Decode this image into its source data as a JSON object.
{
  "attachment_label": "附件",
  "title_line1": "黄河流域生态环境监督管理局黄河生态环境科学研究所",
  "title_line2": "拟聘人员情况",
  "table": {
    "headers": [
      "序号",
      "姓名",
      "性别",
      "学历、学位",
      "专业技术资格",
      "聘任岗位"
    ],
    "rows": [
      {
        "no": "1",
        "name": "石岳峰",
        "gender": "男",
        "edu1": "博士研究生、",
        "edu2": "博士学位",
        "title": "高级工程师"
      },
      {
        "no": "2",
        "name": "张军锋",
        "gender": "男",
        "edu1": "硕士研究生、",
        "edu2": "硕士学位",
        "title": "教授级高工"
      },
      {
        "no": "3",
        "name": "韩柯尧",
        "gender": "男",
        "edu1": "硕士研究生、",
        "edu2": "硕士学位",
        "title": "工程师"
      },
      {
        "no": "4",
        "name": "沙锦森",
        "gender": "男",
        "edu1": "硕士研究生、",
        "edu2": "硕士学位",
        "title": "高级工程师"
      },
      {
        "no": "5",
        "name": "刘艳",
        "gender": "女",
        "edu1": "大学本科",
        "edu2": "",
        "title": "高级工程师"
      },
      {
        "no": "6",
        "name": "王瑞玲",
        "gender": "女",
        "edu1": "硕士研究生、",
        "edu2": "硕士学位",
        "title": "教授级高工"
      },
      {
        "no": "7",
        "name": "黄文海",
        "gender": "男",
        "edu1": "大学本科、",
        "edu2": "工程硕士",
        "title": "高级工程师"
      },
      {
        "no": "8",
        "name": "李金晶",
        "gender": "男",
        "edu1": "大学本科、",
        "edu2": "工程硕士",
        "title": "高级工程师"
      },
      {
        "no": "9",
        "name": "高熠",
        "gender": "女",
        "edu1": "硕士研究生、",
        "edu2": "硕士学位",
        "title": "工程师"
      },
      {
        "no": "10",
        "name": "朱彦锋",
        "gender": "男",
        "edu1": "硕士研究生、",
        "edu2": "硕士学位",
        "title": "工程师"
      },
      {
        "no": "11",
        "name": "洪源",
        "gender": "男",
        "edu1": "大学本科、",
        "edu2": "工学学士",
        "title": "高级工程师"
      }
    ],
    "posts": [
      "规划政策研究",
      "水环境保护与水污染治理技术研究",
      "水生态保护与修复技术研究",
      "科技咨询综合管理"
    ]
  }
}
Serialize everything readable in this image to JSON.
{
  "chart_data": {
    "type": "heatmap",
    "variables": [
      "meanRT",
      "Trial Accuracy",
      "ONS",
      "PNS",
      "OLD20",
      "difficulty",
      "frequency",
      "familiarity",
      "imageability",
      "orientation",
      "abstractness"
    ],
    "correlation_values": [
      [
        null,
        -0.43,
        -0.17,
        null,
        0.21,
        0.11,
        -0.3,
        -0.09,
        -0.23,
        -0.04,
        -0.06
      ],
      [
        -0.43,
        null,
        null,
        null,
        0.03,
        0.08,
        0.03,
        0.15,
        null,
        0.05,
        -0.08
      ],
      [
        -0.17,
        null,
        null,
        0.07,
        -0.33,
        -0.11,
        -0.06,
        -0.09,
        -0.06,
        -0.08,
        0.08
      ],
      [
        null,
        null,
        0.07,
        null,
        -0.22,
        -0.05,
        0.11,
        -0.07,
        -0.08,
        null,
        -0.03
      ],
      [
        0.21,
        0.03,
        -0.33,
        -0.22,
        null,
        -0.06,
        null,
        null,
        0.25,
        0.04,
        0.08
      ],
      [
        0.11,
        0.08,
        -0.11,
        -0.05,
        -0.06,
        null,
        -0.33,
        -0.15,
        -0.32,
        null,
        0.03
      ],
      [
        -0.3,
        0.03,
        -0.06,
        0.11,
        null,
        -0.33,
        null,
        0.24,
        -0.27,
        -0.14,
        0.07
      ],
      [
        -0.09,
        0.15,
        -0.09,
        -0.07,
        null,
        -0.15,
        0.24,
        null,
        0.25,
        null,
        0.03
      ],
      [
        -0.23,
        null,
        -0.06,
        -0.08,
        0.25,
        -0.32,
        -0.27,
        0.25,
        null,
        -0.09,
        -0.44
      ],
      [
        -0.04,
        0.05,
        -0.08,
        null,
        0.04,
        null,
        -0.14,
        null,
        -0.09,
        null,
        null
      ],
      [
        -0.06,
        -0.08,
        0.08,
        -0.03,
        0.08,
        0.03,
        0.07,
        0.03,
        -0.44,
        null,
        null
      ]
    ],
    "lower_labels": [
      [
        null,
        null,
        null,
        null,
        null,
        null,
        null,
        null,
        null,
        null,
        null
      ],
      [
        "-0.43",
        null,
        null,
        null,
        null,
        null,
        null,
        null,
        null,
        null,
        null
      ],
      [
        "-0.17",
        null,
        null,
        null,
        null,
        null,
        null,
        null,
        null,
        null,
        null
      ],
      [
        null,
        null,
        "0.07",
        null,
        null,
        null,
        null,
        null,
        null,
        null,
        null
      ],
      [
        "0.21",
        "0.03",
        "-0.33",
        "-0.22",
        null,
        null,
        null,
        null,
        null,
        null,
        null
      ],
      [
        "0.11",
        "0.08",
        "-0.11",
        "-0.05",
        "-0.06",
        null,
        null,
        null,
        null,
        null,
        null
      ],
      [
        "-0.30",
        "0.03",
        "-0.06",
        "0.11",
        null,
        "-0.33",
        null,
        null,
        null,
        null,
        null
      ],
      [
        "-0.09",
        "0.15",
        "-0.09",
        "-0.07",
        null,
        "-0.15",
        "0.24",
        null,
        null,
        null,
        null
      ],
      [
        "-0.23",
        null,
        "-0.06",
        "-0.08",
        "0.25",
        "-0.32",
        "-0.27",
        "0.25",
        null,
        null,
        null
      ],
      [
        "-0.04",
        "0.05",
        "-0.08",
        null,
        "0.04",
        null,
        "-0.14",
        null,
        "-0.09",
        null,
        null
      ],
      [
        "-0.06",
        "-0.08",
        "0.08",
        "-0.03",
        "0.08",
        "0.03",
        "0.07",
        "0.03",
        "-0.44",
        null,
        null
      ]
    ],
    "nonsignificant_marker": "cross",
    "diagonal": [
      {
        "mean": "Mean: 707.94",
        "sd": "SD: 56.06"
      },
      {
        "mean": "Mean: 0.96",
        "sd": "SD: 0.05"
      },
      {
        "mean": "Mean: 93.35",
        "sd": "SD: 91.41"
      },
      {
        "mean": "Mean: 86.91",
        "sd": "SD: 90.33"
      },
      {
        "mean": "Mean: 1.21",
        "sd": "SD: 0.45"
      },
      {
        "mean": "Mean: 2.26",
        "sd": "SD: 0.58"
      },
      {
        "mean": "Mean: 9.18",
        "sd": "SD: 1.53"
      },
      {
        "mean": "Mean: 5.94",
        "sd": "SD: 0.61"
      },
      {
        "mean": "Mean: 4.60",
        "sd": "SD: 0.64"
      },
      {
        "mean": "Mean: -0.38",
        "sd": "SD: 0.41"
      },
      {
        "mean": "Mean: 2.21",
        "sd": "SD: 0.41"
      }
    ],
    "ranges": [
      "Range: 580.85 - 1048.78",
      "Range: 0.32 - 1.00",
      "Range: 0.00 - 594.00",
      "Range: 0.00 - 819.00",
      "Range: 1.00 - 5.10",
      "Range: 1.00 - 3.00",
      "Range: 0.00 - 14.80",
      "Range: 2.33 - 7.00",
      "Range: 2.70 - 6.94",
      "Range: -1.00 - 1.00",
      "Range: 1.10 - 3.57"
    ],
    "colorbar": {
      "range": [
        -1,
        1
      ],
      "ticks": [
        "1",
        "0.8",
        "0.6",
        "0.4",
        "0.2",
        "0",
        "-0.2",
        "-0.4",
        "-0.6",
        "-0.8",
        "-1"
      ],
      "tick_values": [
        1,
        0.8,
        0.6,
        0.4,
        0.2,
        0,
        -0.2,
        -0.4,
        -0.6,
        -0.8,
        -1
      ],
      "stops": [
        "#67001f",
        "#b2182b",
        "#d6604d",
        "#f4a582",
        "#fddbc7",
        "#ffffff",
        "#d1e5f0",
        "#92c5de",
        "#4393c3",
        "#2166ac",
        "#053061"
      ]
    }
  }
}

========================

Copy every line above that includes the string "this".

_THE RESPONSE:_
Decode this image into its source data as a JSON object.
Serialize everything readable in this image to JSON.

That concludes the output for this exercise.